• Supplied information:

*****

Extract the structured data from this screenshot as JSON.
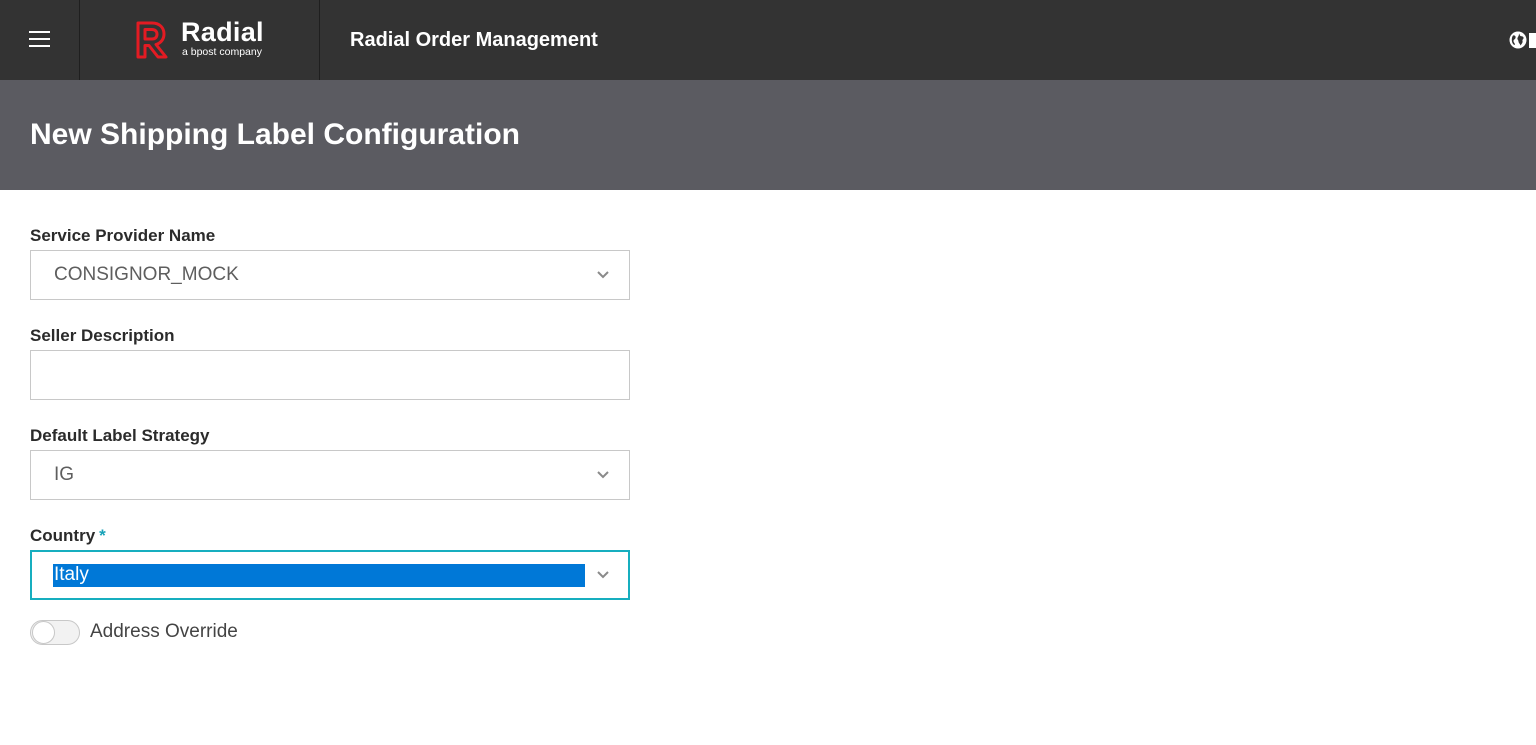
{
  "topbar": {
    "brand_name": "Radial",
    "brand_tagline": "a bpost company",
    "app_title": "Radial Order Management",
    "menu_icon": "hamburger-menu-icon",
    "globe_icon": "globe-icon",
    "brand_color": "#e31b23"
  },
  "page": {
    "title": "New Shipping Label Configuration"
  },
  "form": {
    "service_provider": {
      "label": "Service Provider Name",
      "value": "CONSIGNOR_MOCK"
    },
    "seller_description": {
      "label": "Seller Description",
      "value": ""
    },
    "default_label_strategy": {
      "label": "Default Label Strategy",
      "value": "IG"
    },
    "country": {
      "label": "Country",
      "required_mark": "*",
      "value": "Italy"
    },
    "address_override": {
      "label": "Address Override",
      "checked": false
    }
  },
  "colors": {
    "topbar_bg": "#333333",
    "header_bg": "#5b5b61",
    "focus_border": "#17aebf",
    "selection_bg": "#0078d7"
  }
}
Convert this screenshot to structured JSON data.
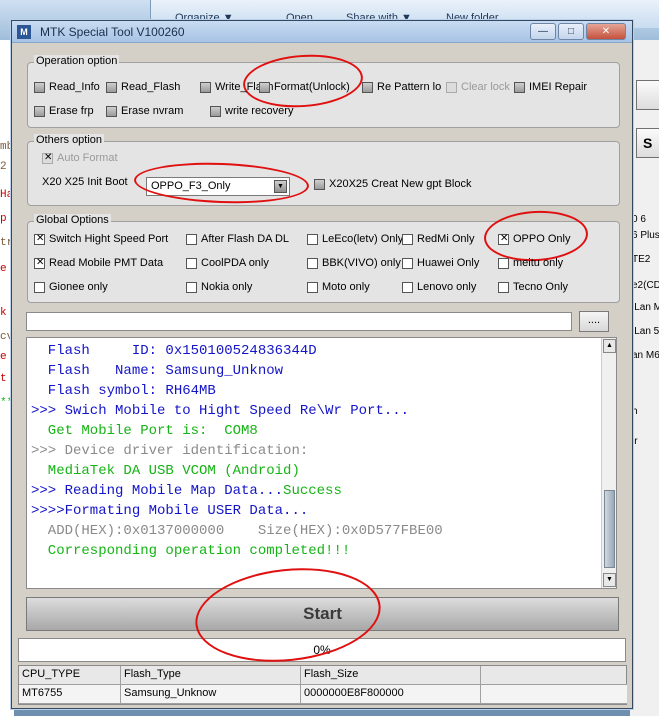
{
  "background": {
    "explorer_toolbar": [
      "Organize ▼",
      "Open",
      "Share with ▼",
      "New folder"
    ],
    "left_console": [
      {
        "text": "mb",
        "color": "#7a5a3a"
      },
      {
        "text": "2",
        "color": "#7a5a3a"
      },
      {
        "text": "Ha",
        "color": "#c80000"
      },
      {
        "text": "p",
        "color": "#c80000"
      },
      {
        "text": "tr",
        "color": "#7a5a3a"
      },
      {
        "text": "e",
        "color": "#c80000"
      },
      {
        "text": "",
        "color": "#000"
      },
      {
        "text": "k",
        "color": "#c80000"
      },
      {
        "text": "cv",
        "color": "#7a5a3a"
      },
      {
        "text": "e",
        "color": "#c80000"
      },
      {
        "text": "t",
        "color": "#c80000"
      },
      {
        "text": "**",
        "color": "#14b414"
      }
    ],
    "right_pane": [
      "0 6",
      "6 Plus",
      "TE2",
      "e2(CD",
      "iLan M",
      "iLan 5",
      "an M6",
      "h",
      "ir"
    ],
    "right_buttons": [
      "",
      "S"
    ]
  },
  "window": {
    "title": "MTK Special Tool V100260",
    "close_label": "✕"
  },
  "operation_option": {
    "legend": "Operation option",
    "items": [
      {
        "label": "Read_Info",
        "checked": false,
        "disabled": false
      },
      {
        "label": "Read_Flash",
        "checked": false,
        "disabled": false
      },
      {
        "label": "Write_Flash",
        "checked": false,
        "disabled": false
      },
      {
        "label": "Format(Unlock)",
        "checked": false,
        "disabled": false
      },
      {
        "label": "Re Pattern lo",
        "checked": false,
        "disabled": false
      },
      {
        "label": "Clear lock",
        "checked": false,
        "disabled": true
      },
      {
        "label": "IMEI Repair",
        "checked": false,
        "disabled": false
      },
      {
        "label": "Erase frp",
        "checked": false,
        "disabled": false
      },
      {
        "label": "Erase nvram",
        "checked": false,
        "disabled": false
      },
      {
        "label": "write recovery",
        "checked": false,
        "disabled": false
      }
    ]
  },
  "others_option": {
    "legend": "Others option",
    "auto_format": "Auto Format",
    "init_boot_label": "X20 X25 Init Boot",
    "init_boot_value": "OPPO_F3_Only",
    "gpt_block": "X20X25 Creat New gpt Block"
  },
  "global_options": {
    "legend": "Global Options",
    "items": [
      {
        "label": "Switch Hight Speed Port",
        "checked": true
      },
      {
        "label": "After Flash DA DL",
        "checked": false
      },
      {
        "label": "LeEco(letv) Only",
        "checked": false
      },
      {
        "label": "RedMi Only",
        "checked": false
      },
      {
        "label": "OPPO Only",
        "checked": true
      },
      {
        "label": "Read Mobile PMT Data",
        "checked": true
      },
      {
        "label": "CoolPDA only",
        "checked": false
      },
      {
        "label": "BBK(VIVO) only",
        "checked": false
      },
      {
        "label": "Huawei Only",
        "checked": false
      },
      {
        "label": "meitu only",
        "checked": false
      },
      {
        "label": "Gionee only",
        "checked": false
      },
      {
        "label": "Nokia only",
        "checked": false
      },
      {
        "label": "Moto only",
        "checked": false
      },
      {
        "label": "Lenovo only",
        "checked": false
      },
      {
        "label": "Tecno Only",
        "checked": false
      }
    ]
  },
  "path": {
    "value": "",
    "browse_label": "...."
  },
  "log": [
    {
      "text": "  Flash     ID: 0x150100524836344D",
      "color": "blue"
    },
    {
      "text": "  Flash   Name: Samsung_Unknow",
      "color": "blue"
    },
    {
      "text": "  Flash symbol: RH64MB",
      "color": "blue"
    },
    {
      "text": ">>> Swich Mobile to Hight Speed Re\\Wr Port...",
      "color": "blue"
    },
    {
      "text": "  Get Mobile Port is:  COM8",
      "color": "green"
    },
    {
      "text": ">>> Device driver identification:",
      "color": "gray"
    },
    {
      "text": "  MediaTek DA USB VCOM (Android)",
      "color": "green"
    },
    {
      "text": ">>> Reading Mobile Map Data...",
      "color": "blue",
      "suffix": "Success"
    },
    {
      "text": ">>>>Formating Mobile USER Data...",
      "color": "blue"
    },
    {
      "text": "  ADD(HEX):0x0137000000    Size(HEX):0x0D577FBE00",
      "color": "gray"
    },
    {
      "text": "  Corresponding operation completed!!!",
      "color": "green"
    }
  ],
  "start_label": "Start",
  "progress": {
    "value": 0,
    "label": "0%"
  },
  "info_table": {
    "headers": [
      "CPU_TYPE",
      "Flash_Type",
      "Flash_Size",
      ""
    ],
    "values": [
      "MT6755",
      "Samsung_Unknow",
      "0000000E8F800000",
      ""
    ]
  },
  "colors": {
    "log_blue": "#1414c8",
    "log_green": "#14b414",
    "log_gray": "#8a8a8a",
    "annotation_red": "#e01010"
  }
}
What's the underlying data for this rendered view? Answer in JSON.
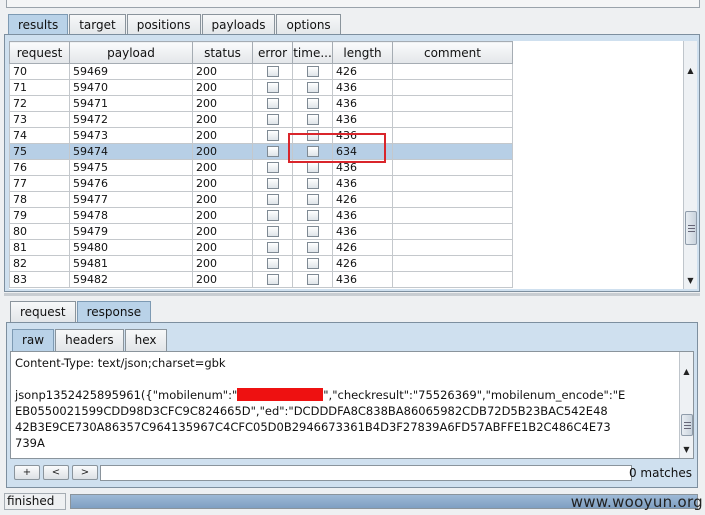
{
  "main_tabs": [
    {
      "label": "results",
      "active": true
    },
    {
      "label": "target",
      "active": false
    },
    {
      "label": "positions",
      "active": false
    },
    {
      "label": "payloads",
      "active": false
    },
    {
      "label": "options",
      "active": false
    }
  ],
  "table": {
    "columns": [
      "request",
      "payload",
      "status",
      "error",
      "time...",
      "length",
      "comment"
    ],
    "rows": [
      {
        "request": "70",
        "payload": "59469",
        "status": "200",
        "length": "426",
        "selected": false
      },
      {
        "request": "71",
        "payload": "59470",
        "status": "200",
        "length": "436",
        "selected": false
      },
      {
        "request": "72",
        "payload": "59471",
        "status": "200",
        "length": "436",
        "selected": false
      },
      {
        "request": "73",
        "payload": "59472",
        "status": "200",
        "length": "436",
        "selected": false
      },
      {
        "request": "74",
        "payload": "59473",
        "status": "200",
        "length": "436",
        "selected": false
      },
      {
        "request": "75",
        "payload": "59474",
        "status": "200",
        "length": "634",
        "selected": true
      },
      {
        "request": "76",
        "payload": "59475",
        "status": "200",
        "length": "436",
        "selected": false
      },
      {
        "request": "77",
        "payload": "59476",
        "status": "200",
        "length": "436",
        "selected": false
      },
      {
        "request": "78",
        "payload": "59477",
        "status": "200",
        "length": "426",
        "selected": false
      },
      {
        "request": "79",
        "payload": "59478",
        "status": "200",
        "length": "436",
        "selected": false
      },
      {
        "request": "80",
        "payload": "59479",
        "status": "200",
        "length": "436",
        "selected": false
      },
      {
        "request": "81",
        "payload": "59480",
        "status": "200",
        "length": "426",
        "selected": false
      },
      {
        "request": "82",
        "payload": "59481",
        "status": "200",
        "length": "426",
        "selected": false
      },
      {
        "request": "83",
        "payload": "59482",
        "status": "200",
        "length": "436",
        "selected": false
      }
    ]
  },
  "req_resp_tabs": [
    {
      "label": "request",
      "active": false
    },
    {
      "label": "response",
      "active": true
    }
  ],
  "view_tabs": [
    {
      "label": "raw",
      "active": true
    },
    {
      "label": "headers",
      "active": false
    },
    {
      "label": "hex",
      "active": false
    }
  ],
  "response_text": {
    "line1": "Content-Type: text/json;charset=gbk",
    "line2": "",
    "line3_pre": "jsonp1352425895961({\"mobilenum\":\"",
    "line3_post": "\",\"checkresult\":\"75526369\",\"mobilenum_encode\":\"E",
    "line4": "EB0550021599CDD98D3CFC9C824665D\",\"ed\":\"DCDDDFA8C838BA86065982CDB72D5B23BAC542E48",
    "line5": "42B3E9CE730A86357C964135967C4CFC05D0B2946673361B4D3F27839A6FD57ABFFE1B2C486C4E73",
    "line6": "739A"
  },
  "search": {
    "prev_label": "+",
    "back_label": "<",
    "next_label": ">",
    "value": "",
    "matches": "0 matches"
  },
  "status": {
    "text": "finished",
    "progress": 1.0
  },
  "watermark": "www.wooyun.org",
  "colors": {
    "selected_row": "#b7cfe6",
    "highlight_box": "#d9252b",
    "redaction": "#ee1111"
  }
}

*****

• Direction: Extract from the data every line where "legend" shows up.

• Written response:
    "legend": "Operation option",
    "legend": "Others option",
    "legend": "Global Options",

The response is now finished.